Data in this exercise:
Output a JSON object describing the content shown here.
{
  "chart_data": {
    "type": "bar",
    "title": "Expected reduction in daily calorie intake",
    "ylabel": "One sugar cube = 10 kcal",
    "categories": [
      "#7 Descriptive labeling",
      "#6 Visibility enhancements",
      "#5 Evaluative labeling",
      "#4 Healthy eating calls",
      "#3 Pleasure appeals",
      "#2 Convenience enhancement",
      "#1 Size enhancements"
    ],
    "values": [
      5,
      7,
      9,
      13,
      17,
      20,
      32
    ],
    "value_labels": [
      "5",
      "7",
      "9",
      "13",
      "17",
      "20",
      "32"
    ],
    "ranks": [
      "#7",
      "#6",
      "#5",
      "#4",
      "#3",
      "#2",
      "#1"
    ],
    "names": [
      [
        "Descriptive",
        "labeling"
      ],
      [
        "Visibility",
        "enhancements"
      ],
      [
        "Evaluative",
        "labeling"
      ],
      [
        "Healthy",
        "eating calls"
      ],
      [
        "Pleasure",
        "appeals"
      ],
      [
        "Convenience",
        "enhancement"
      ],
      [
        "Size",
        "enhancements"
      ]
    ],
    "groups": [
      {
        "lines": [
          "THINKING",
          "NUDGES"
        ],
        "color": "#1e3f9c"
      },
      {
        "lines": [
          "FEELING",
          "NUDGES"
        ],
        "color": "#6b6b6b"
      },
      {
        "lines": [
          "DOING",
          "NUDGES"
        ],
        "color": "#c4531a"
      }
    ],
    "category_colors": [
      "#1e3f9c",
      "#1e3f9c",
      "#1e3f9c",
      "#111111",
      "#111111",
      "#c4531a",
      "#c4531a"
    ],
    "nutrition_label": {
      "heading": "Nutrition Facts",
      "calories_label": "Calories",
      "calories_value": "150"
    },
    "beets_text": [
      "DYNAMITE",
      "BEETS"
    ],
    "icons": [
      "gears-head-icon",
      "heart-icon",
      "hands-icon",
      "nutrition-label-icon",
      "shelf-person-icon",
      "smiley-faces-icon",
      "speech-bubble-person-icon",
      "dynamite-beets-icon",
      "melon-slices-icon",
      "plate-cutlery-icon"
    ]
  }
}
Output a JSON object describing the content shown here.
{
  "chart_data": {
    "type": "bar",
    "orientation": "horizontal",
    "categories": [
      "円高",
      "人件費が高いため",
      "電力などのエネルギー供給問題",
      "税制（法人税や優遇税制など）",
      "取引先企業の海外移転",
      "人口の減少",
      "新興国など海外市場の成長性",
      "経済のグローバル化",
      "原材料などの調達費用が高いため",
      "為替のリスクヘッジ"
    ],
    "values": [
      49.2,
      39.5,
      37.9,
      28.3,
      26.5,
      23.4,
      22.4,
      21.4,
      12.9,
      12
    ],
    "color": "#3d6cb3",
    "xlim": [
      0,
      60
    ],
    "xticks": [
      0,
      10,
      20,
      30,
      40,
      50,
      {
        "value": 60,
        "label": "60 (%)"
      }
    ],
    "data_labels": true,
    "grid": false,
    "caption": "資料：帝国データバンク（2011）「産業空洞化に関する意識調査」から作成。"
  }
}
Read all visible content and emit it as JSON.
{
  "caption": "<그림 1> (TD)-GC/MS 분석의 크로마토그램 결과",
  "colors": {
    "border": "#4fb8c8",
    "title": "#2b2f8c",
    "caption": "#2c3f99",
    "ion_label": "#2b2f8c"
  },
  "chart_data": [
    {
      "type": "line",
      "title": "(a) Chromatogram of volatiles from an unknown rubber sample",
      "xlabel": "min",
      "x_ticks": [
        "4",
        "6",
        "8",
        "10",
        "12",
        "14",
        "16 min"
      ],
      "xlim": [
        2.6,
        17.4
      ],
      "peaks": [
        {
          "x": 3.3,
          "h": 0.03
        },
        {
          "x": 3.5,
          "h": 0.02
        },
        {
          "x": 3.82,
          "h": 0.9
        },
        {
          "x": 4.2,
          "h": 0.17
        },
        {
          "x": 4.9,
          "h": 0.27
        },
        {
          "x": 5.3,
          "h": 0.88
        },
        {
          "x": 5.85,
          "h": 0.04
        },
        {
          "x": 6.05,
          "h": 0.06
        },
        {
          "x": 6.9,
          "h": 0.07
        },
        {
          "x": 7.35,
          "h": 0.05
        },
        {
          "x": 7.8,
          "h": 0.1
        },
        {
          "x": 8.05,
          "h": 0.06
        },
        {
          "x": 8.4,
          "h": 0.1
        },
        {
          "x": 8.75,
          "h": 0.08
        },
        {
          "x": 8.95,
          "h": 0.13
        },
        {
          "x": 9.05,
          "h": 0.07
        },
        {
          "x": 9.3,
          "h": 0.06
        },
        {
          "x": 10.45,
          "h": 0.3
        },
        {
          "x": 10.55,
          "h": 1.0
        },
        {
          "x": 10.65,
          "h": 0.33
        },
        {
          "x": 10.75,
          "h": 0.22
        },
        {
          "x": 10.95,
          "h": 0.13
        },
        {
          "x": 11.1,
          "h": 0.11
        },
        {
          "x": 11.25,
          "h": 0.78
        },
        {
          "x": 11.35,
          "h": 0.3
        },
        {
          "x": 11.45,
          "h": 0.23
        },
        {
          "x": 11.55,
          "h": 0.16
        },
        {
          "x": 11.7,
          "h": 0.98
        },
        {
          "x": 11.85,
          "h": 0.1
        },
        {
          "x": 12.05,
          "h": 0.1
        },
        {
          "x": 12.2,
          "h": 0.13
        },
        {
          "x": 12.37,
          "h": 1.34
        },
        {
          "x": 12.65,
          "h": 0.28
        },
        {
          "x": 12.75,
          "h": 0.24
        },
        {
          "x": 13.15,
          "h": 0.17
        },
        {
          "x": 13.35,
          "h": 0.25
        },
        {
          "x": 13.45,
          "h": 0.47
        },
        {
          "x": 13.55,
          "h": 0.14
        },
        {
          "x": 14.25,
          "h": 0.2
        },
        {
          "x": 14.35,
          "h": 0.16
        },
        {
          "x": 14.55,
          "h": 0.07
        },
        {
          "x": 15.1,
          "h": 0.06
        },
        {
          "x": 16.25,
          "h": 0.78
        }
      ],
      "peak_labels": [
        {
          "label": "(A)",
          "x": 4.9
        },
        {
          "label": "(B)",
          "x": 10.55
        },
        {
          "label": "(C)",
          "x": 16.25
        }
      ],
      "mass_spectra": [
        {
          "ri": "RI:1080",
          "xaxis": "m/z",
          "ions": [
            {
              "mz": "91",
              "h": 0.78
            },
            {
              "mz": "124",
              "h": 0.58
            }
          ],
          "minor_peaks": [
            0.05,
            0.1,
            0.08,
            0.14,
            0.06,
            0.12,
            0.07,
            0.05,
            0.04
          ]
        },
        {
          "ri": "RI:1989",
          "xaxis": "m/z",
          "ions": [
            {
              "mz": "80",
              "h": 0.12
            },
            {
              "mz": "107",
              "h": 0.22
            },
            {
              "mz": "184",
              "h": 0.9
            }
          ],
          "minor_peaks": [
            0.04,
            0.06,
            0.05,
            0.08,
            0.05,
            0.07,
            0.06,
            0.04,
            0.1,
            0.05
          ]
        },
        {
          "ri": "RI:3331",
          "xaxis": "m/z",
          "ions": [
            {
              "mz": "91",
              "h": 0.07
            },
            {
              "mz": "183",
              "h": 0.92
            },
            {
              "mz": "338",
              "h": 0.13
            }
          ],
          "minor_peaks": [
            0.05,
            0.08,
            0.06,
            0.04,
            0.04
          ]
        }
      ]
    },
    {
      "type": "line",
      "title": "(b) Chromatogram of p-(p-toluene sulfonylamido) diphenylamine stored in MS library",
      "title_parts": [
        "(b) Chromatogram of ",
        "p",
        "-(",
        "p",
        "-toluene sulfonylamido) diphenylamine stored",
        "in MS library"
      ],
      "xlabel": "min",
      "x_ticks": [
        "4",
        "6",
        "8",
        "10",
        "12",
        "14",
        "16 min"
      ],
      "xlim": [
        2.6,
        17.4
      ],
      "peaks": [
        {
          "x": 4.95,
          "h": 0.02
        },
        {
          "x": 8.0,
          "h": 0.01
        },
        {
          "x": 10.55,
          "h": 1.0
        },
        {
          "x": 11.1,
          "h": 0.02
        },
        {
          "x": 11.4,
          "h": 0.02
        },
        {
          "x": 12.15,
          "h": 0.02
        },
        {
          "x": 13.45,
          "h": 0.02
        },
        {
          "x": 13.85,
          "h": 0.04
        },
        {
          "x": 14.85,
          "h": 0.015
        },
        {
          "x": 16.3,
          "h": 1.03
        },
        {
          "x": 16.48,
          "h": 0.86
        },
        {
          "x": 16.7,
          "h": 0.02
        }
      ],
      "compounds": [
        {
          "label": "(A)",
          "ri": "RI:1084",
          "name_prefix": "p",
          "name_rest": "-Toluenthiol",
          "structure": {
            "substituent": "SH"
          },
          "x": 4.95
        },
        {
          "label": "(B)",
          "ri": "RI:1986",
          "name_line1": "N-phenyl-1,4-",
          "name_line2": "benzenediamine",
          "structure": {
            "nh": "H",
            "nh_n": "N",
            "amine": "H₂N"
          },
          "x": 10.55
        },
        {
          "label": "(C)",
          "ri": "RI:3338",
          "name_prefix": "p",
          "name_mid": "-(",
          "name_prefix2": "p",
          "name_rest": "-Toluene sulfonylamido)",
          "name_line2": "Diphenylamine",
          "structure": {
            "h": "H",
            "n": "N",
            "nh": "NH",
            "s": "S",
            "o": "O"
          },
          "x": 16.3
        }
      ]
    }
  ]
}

What is needed: Read the data above and count the lines that include "person". Answer only with the count.

Finished task: 2